#### REQUIREMENT:
Drop the pictures and extract exactly the lines from the one that contains "Convert this screenshot" through the end of the material.

Stored items from a collection
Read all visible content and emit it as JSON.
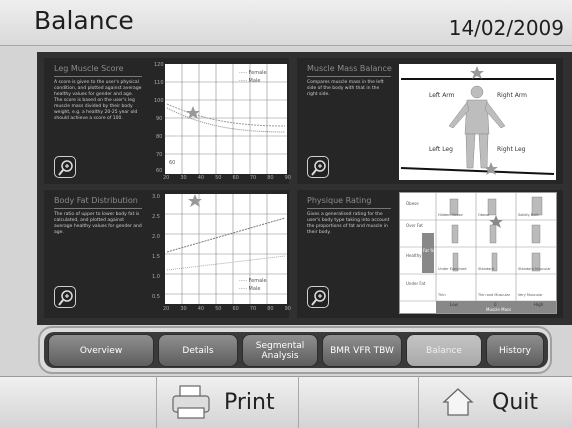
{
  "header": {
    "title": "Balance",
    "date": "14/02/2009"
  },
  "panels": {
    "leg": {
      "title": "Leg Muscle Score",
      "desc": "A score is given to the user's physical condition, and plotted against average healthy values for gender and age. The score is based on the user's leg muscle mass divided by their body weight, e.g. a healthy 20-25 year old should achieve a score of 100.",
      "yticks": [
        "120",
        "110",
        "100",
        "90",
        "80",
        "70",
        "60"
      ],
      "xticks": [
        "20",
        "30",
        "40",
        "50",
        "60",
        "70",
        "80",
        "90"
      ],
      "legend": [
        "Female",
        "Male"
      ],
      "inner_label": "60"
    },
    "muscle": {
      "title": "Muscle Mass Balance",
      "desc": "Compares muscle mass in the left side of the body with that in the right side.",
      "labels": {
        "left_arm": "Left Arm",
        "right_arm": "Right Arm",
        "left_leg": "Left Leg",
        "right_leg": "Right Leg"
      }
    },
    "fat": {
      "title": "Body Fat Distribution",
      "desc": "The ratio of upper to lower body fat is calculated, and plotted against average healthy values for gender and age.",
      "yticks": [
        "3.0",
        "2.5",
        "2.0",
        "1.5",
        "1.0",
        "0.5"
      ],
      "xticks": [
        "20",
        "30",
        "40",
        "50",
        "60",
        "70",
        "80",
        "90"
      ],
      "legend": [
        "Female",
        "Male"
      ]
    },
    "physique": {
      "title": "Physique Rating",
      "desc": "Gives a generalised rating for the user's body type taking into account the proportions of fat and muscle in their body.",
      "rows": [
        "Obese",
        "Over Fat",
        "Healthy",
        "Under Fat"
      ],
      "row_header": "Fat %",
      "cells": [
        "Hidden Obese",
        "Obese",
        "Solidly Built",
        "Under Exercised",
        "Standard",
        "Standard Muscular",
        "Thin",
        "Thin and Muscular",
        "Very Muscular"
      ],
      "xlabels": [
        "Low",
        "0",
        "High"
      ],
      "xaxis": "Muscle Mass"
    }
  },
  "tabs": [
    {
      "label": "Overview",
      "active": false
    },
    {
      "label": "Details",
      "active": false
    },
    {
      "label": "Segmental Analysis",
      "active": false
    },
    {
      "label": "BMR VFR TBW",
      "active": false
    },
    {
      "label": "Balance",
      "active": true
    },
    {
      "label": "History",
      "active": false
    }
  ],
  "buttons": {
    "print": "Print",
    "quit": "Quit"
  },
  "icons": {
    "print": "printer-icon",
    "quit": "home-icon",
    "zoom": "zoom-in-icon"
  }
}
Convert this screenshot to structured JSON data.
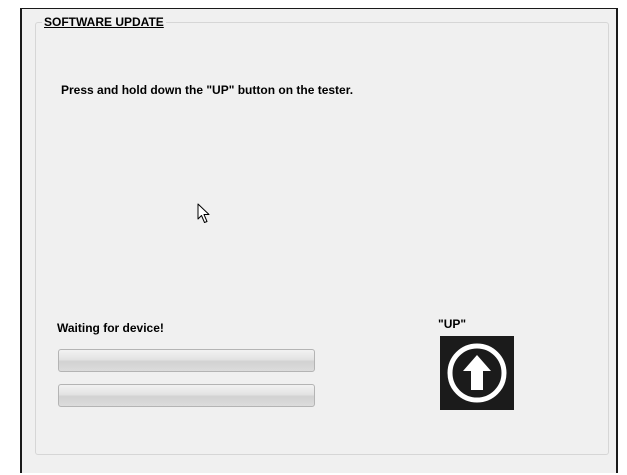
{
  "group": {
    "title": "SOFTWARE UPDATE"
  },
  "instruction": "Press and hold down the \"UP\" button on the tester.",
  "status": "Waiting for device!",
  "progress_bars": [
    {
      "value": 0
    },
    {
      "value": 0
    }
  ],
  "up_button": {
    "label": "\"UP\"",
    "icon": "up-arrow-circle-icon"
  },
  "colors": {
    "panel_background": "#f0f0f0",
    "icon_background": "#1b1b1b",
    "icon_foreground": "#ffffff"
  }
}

#### CORRECT RESULT:
Convert this screenshot to structured JSON data.
{
  "group": {
    "title": "SOFTWARE UPDATE"
  },
  "instruction": "Press and hold down the \"UP\" button on the tester.",
  "status": "Waiting for device!",
  "progress_bars": [
    {
      "value": 0
    },
    {
      "value": 0
    }
  ],
  "up_button": {
    "label": "\"UP\"",
    "icon": "up-arrow-circle-icon"
  },
  "colors": {
    "panel_background": "#f0f0f0",
    "icon_background": "#1b1b1b",
    "icon_foreground": "#ffffff"
  }
}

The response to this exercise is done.